What you need to do: Give back the full material, exactly as it reads.

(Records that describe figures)
>>>
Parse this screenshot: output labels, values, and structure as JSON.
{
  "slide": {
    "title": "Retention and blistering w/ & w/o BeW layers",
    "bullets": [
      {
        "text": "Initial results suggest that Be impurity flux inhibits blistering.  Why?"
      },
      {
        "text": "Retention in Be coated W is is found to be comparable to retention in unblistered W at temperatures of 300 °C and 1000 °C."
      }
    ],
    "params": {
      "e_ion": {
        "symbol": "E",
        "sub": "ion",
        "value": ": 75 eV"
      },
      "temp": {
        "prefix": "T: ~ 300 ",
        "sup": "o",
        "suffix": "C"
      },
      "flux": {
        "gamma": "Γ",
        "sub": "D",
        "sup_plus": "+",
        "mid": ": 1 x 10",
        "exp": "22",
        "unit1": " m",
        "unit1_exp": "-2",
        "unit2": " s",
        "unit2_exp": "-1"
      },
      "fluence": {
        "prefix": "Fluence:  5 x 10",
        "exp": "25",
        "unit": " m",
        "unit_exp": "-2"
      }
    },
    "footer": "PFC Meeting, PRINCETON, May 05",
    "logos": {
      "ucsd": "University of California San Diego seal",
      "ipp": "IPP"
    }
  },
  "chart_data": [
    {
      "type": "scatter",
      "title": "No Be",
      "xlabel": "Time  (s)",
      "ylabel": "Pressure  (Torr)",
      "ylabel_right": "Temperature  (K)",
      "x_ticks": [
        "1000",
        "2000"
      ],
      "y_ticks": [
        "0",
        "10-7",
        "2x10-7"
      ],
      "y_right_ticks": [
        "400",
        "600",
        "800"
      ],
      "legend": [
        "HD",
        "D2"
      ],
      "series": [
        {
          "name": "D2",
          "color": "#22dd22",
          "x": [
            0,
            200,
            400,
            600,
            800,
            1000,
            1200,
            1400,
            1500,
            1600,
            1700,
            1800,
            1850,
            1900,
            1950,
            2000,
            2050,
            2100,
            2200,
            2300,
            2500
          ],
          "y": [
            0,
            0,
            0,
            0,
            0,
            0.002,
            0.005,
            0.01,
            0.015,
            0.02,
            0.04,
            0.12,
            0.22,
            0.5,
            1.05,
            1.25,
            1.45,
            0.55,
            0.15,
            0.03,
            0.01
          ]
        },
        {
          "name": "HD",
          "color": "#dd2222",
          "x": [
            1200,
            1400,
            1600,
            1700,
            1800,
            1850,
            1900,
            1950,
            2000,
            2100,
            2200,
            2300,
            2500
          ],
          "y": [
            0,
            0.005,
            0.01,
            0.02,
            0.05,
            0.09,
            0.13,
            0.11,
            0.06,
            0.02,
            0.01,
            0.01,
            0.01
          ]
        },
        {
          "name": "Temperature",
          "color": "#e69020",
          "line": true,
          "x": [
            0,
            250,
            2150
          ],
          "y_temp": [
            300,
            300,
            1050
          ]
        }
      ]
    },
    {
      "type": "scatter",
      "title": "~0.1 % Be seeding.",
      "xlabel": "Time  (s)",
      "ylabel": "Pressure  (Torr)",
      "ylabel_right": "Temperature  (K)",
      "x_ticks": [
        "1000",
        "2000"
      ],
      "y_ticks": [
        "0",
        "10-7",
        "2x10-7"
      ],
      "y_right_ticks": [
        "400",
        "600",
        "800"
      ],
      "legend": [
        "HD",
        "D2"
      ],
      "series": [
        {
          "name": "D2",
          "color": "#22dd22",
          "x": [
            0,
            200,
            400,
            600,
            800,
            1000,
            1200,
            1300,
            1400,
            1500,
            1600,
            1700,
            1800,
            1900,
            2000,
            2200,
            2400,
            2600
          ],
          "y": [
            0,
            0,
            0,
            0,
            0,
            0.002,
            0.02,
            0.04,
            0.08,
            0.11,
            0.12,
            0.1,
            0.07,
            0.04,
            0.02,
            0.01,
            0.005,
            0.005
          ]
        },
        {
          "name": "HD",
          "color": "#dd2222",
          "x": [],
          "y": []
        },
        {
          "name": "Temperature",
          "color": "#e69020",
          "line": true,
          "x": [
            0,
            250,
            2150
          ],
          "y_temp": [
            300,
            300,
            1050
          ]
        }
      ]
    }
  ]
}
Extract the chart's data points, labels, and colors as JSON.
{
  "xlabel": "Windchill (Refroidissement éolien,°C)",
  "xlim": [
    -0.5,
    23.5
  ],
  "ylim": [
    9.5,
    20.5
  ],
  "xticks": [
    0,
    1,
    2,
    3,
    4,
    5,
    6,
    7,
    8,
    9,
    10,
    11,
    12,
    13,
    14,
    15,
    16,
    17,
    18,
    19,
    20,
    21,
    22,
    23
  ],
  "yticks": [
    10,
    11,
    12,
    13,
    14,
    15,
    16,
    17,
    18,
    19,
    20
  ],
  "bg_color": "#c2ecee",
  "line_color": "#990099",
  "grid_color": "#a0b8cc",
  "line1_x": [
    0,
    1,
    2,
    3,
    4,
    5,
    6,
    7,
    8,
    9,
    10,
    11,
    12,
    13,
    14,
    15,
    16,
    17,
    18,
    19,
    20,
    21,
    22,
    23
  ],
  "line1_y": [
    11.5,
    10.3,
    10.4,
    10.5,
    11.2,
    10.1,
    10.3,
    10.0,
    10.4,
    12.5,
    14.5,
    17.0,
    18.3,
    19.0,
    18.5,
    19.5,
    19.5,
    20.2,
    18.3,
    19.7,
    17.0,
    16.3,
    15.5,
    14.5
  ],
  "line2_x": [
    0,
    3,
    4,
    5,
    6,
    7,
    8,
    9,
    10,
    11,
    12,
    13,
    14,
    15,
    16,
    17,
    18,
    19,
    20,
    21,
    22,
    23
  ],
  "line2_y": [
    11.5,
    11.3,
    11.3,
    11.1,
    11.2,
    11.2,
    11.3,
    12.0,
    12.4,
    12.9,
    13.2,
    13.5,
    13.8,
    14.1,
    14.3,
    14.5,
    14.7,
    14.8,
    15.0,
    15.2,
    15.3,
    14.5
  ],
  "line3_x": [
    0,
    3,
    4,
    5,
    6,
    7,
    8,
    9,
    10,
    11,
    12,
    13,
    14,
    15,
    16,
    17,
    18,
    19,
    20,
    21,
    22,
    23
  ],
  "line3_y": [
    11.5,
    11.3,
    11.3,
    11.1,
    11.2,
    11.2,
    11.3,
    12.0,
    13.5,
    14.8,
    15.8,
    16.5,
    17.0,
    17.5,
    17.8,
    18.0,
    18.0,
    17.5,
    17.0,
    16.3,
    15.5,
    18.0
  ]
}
<<<
Answer to the task:
Parse this screenshot: output labels, values, and structure as JSON.
{
  "slide": {
    "title": "Retention and blistering w/ & w/o BeW layers",
    "bullets": [
      {
        "text": "Initial results suggest that Be impurity flux inhibits blistering.  Why?"
      },
      {
        "text": "Retention in Be coated W is is found to be comparable to retention in unblistered W at temperatures of 300 °C and 1000 °C."
      }
    ],
    "params": {
      "e_ion": {
        "symbol": "E",
        "sub": "ion",
        "value": ": 75 eV"
      },
      "temp": {
        "prefix": "T: ~ 300 ",
        "sup": "o",
        "suffix": "C"
      },
      "flux": {
        "gamma": "Γ",
        "sub": "D",
        "sup_plus": "+",
        "mid": ": 1 x 10",
        "exp": "22",
        "unit1": " m",
        "unit1_exp": "-2",
        "unit2": " s",
        "unit2_exp": "-1"
      },
      "fluence": {
        "prefix": "Fluence:  5 x 10",
        "exp": "25",
        "unit": " m",
        "unit_exp": "-2"
      }
    },
    "footer": "PFC Meeting, PRINCETON, May 05",
    "logos": {
      "ucsd": "University of California San Diego seal",
      "ipp": "IPP"
    }
  },
  "chart_data": [
    {
      "type": "scatter",
      "title": "No Be",
      "xlabel": "Time  (s)",
      "ylabel": "Pressure  (Torr)",
      "ylabel_right": "Temperature  (K)",
      "x_ticks": [
        "1000",
        "2000"
      ],
      "y_ticks": [
        "0",
        "10-7",
        "2x10-7"
      ],
      "y_right_ticks": [
        "400",
        "600",
        "800"
      ],
      "legend": [
        "HD",
        "D2"
      ],
      "series": [
        {
          "name": "D2",
          "color": "#22dd22",
          "x": [
            0,
            200,
            400,
            600,
            800,
            1000,
            1200,
            1400,
            1500,
            1600,
            1700,
            1800,
            1850,
            1900,
            1950,
            2000,
            2050,
            2100,
            2200,
            2300,
            2500
          ],
          "y": [
            0,
            0,
            0,
            0,
            0,
            0.002,
            0.005,
            0.01,
            0.015,
            0.02,
            0.04,
            0.12,
            0.22,
            0.5,
            1.05,
            1.25,
            1.45,
            0.55,
            0.15,
            0.03,
            0.01
          ]
        },
        {
          "name": "HD",
          "color": "#dd2222",
          "x": [
            1200,
            1400,
            1600,
            1700,
            1800,
            1850,
            1900,
            1950,
            2000,
            2100,
            2200,
            2300,
            2500
          ],
          "y": [
            0,
            0.005,
            0.01,
            0.02,
            0.05,
            0.09,
            0.13,
            0.11,
            0.06,
            0.02,
            0.01,
            0.01,
            0.01
          ]
        },
        {
          "name": "Temperature",
          "color": "#e69020",
          "line": true,
          "x": [
            0,
            250,
            2150
          ],
          "y_temp": [
            300,
            300,
            1050
          ]
        }
      ]
    },
    {
      "type": "scatter",
      "title": "~0.1 % Be seeding.",
      "xlabel": "Time  (s)",
      "ylabel": "Pressure  (Torr)",
      "ylabel_right": "Temperature  (K)",
      "x_ticks": [
        "1000",
        "2000"
      ],
      "y_ticks": [
        "0",
        "10-7",
        "2x10-7"
      ],
      "y_right_ticks": [
        "400",
        "600",
        "800"
      ],
      "legend": [
        "HD",
        "D2"
      ],
      "series": [
        {
          "name": "D2",
          "color": "#22dd22",
          "x": [
            0,
            200,
            400,
            600,
            800,
            1000,
            1200,
            1300,
            1400,
            1500,
            1600,
            1700,
            1800,
            1900,
            2000,
            2200,
            2400,
            2600
          ],
          "y": [
            0,
            0,
            0,
            0,
            0,
            0.002,
            0.02,
            0.04,
            0.08,
            0.11,
            0.12,
            0.1,
            0.07,
            0.04,
            0.02,
            0.01,
            0.005,
            0.005
          ]
        },
        {
          "name": "HD",
          "color": "#dd2222",
          "x": [],
          "y": []
        },
        {
          "name": "Temperature",
          "color": "#e69020",
          "line": true,
          "x": [
            0,
            250,
            2150
          ],
          "y_temp": [
            300,
            300,
            1050
          ]
        }
      ]
    }
  ]
}
Extract the chart's data points, labels, and colors as JSON.
{
  "xlabel": "Windchill (Refroidissement éolien,°C)",
  "xlim": [
    -0.5,
    23.5
  ],
  "ylim": [
    9.5,
    20.5
  ],
  "xticks": [
    0,
    1,
    2,
    3,
    4,
    5,
    6,
    7,
    8,
    9,
    10,
    11,
    12,
    13,
    14,
    15,
    16,
    17,
    18,
    19,
    20,
    21,
    22,
    23
  ],
  "yticks": [
    10,
    11,
    12,
    13,
    14,
    15,
    16,
    17,
    18,
    19,
    20
  ],
  "bg_color": "#c2ecee",
  "line_color": "#990099",
  "grid_color": "#a0b8cc",
  "line1_x": [
    0,
    1,
    2,
    3,
    4,
    5,
    6,
    7,
    8,
    9,
    10,
    11,
    12,
    13,
    14,
    15,
    16,
    17,
    18,
    19,
    20,
    21,
    22,
    23
  ],
  "line1_y": [
    11.5,
    10.3,
    10.4,
    10.5,
    11.2,
    10.1,
    10.3,
    10.0,
    10.4,
    12.5,
    14.5,
    17.0,
    18.3,
    19.0,
    18.5,
    19.5,
    19.5,
    20.2,
    18.3,
    19.7,
    17.0,
    16.3,
    15.5,
    14.5
  ],
  "line2_x": [
    0,
    3,
    4,
    5,
    6,
    7,
    8,
    9,
    10,
    11,
    12,
    13,
    14,
    15,
    16,
    17,
    18,
    19,
    20,
    21,
    22,
    23
  ],
  "line2_y": [
    11.5,
    11.3,
    11.3,
    11.1,
    11.2,
    11.2,
    11.3,
    12.0,
    12.4,
    12.9,
    13.2,
    13.5,
    13.8,
    14.1,
    14.3,
    14.5,
    14.7,
    14.8,
    15.0,
    15.2,
    15.3,
    14.5
  ],
  "line3_x": [
    0,
    3,
    4,
    5,
    6,
    7,
    8,
    9,
    10,
    11,
    12,
    13,
    14,
    15,
    16,
    17,
    18,
    19,
    20,
    21,
    22,
    23
  ],
  "line3_y": [
    11.5,
    11.3,
    11.3,
    11.1,
    11.2,
    11.2,
    11.3,
    12.0,
    13.5,
    14.8,
    15.8,
    16.5,
    17.0,
    17.5,
    17.8,
    18.0,
    18.0,
    17.5,
    17.0,
    16.3,
    15.5,
    18.0
  ]
}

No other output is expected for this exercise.